#### [SET TASK]
Report how many lines hold the string "Canada". Give the number and nothing else.

#### [PROVIDED ENTRIES]

********************

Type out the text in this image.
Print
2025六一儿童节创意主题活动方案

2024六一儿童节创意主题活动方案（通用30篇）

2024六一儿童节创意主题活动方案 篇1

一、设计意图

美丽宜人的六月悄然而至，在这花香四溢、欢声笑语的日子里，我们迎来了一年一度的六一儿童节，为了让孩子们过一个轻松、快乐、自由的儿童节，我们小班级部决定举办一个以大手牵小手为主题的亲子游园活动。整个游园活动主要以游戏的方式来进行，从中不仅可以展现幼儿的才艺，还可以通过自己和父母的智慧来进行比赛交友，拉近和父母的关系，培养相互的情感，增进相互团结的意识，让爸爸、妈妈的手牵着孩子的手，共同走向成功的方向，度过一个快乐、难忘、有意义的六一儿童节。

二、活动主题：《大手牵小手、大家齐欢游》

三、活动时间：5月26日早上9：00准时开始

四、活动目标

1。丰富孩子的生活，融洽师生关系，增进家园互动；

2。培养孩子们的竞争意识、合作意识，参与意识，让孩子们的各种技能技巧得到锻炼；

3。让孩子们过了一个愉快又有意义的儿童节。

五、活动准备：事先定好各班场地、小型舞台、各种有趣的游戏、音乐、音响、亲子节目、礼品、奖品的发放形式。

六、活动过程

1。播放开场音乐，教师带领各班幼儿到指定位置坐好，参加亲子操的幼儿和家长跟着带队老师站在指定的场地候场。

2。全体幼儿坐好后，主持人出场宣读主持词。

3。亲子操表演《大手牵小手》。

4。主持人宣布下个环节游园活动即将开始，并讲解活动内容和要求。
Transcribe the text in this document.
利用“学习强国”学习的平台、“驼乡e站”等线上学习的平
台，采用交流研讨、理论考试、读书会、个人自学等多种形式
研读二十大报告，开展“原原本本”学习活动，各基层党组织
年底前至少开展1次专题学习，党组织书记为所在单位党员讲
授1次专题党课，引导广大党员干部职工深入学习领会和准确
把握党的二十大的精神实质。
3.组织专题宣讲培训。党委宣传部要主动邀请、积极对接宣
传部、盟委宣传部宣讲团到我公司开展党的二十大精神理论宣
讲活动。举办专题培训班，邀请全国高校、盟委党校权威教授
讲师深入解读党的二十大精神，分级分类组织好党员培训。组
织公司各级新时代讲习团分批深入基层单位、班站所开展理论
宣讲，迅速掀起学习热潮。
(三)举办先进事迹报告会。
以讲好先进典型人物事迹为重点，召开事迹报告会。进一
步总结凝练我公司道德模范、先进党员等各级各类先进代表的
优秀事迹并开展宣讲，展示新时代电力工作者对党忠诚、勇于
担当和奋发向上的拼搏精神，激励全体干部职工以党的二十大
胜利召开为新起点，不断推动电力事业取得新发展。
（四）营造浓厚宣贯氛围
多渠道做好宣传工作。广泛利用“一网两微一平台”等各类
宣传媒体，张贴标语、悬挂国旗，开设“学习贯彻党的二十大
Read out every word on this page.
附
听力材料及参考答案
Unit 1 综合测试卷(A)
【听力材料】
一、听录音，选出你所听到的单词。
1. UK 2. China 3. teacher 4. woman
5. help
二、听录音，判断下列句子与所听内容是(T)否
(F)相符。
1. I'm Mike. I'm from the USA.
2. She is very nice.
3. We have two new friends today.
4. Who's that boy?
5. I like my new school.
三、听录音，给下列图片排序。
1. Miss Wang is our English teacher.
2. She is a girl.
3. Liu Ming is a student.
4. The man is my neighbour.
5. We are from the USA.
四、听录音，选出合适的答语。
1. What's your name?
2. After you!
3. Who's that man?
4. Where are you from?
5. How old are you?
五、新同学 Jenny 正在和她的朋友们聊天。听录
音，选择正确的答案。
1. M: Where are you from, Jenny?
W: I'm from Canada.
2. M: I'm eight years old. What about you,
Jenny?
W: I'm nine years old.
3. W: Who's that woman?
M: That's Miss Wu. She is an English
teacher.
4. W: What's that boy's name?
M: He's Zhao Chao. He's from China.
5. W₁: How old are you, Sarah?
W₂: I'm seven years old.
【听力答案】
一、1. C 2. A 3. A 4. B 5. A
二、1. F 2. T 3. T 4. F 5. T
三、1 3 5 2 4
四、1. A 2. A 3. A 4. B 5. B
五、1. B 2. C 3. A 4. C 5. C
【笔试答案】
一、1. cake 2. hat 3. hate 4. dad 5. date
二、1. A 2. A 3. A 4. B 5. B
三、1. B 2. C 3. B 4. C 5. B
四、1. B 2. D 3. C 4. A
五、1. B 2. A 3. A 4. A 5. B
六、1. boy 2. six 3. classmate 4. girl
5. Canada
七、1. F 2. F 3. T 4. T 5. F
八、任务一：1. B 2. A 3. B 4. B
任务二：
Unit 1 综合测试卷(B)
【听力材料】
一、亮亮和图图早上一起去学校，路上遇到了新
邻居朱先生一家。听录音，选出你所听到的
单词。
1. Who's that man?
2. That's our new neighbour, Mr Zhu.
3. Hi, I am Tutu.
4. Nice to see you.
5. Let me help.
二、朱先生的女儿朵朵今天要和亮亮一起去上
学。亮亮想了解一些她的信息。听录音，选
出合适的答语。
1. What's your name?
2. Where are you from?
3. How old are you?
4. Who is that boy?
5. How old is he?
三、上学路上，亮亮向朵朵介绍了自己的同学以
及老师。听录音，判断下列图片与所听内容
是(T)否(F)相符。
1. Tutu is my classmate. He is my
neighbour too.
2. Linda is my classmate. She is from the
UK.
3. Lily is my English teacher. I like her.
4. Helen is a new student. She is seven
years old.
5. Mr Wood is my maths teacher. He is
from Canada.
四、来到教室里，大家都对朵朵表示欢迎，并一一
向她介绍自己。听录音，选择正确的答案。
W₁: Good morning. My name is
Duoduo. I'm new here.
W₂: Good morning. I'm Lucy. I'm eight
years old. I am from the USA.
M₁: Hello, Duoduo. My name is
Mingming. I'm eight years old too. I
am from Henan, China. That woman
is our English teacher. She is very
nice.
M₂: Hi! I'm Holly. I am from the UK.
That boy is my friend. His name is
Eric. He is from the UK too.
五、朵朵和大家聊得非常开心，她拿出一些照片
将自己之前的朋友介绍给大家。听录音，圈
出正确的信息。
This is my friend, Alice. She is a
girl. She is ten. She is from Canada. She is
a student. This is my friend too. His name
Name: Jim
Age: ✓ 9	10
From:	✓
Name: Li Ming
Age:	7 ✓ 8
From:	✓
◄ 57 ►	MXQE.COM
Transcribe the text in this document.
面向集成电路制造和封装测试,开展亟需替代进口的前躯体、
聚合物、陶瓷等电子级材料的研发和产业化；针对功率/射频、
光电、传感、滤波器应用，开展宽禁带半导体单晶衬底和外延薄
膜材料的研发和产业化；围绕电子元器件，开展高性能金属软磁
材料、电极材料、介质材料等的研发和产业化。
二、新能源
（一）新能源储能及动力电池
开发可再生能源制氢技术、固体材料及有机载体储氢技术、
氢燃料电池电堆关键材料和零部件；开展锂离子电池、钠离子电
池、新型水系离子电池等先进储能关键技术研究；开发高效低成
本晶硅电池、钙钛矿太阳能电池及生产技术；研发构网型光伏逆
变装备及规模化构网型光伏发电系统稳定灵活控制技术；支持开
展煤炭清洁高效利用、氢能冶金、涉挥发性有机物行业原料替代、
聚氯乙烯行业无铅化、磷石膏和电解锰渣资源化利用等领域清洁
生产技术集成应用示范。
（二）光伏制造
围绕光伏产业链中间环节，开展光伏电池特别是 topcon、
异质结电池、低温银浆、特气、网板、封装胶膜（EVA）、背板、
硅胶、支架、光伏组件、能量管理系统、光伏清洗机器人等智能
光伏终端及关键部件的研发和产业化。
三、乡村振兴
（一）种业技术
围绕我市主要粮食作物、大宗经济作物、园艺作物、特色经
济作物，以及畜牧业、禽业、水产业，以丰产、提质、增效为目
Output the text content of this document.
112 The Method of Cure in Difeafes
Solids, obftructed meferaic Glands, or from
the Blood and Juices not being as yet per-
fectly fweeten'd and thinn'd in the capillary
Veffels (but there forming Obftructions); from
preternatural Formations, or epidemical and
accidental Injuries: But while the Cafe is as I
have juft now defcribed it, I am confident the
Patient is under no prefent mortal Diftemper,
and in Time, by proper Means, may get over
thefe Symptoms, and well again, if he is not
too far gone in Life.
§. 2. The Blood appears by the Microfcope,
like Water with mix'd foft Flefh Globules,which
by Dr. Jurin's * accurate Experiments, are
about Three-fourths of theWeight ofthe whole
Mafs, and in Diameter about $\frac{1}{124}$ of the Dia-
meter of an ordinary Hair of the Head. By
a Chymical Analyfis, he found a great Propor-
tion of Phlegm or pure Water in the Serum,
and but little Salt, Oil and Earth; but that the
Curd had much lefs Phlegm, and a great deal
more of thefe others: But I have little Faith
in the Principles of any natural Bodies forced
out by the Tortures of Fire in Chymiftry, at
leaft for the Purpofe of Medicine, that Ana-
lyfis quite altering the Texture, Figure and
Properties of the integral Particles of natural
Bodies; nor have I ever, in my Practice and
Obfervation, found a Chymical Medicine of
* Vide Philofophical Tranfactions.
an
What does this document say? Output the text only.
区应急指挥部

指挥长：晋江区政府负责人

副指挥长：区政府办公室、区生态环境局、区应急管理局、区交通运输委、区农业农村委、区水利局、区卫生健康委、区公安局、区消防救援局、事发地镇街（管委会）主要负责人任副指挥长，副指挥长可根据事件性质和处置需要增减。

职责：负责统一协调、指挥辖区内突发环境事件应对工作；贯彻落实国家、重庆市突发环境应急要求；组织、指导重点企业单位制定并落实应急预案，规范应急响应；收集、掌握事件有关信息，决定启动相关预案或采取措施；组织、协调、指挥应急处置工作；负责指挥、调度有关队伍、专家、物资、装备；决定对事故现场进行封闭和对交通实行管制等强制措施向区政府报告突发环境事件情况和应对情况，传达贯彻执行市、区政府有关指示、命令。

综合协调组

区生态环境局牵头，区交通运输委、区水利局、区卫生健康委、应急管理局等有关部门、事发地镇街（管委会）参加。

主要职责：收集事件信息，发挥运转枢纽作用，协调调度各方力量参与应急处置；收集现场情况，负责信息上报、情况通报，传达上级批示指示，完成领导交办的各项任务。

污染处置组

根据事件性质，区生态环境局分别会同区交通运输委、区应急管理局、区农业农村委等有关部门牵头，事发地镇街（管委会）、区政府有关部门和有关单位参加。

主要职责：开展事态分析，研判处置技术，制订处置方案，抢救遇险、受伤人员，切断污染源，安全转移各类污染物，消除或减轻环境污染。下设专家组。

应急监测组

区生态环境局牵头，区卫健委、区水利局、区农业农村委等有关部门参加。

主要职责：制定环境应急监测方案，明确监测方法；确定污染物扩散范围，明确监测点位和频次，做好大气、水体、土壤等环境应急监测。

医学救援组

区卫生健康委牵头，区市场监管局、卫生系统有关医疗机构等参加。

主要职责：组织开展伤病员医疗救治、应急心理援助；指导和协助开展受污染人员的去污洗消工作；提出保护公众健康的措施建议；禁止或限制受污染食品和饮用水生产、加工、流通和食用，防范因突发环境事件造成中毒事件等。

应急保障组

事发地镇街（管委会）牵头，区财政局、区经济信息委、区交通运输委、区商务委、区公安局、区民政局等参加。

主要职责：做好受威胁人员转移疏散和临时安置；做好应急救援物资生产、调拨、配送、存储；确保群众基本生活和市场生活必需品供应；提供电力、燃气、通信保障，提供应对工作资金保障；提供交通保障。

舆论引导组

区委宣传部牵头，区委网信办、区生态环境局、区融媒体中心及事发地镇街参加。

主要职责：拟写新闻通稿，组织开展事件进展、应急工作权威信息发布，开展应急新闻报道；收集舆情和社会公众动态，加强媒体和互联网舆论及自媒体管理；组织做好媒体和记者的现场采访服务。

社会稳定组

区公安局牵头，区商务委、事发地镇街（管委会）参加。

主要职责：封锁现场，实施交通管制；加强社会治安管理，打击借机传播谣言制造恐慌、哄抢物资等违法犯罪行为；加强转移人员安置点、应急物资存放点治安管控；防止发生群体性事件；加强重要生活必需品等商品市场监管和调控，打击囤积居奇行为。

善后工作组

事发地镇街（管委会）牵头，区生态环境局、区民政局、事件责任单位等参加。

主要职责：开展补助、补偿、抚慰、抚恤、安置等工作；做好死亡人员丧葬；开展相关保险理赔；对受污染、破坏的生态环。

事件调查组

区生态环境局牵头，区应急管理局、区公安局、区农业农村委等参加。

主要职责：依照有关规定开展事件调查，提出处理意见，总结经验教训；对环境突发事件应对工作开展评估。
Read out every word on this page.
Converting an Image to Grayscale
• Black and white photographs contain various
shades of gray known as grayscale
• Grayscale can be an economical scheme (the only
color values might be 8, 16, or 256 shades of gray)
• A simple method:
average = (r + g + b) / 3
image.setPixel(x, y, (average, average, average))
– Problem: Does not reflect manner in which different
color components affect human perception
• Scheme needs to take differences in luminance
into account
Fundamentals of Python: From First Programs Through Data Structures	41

********************

#### [ANSWER TO THE PROBLEM]
4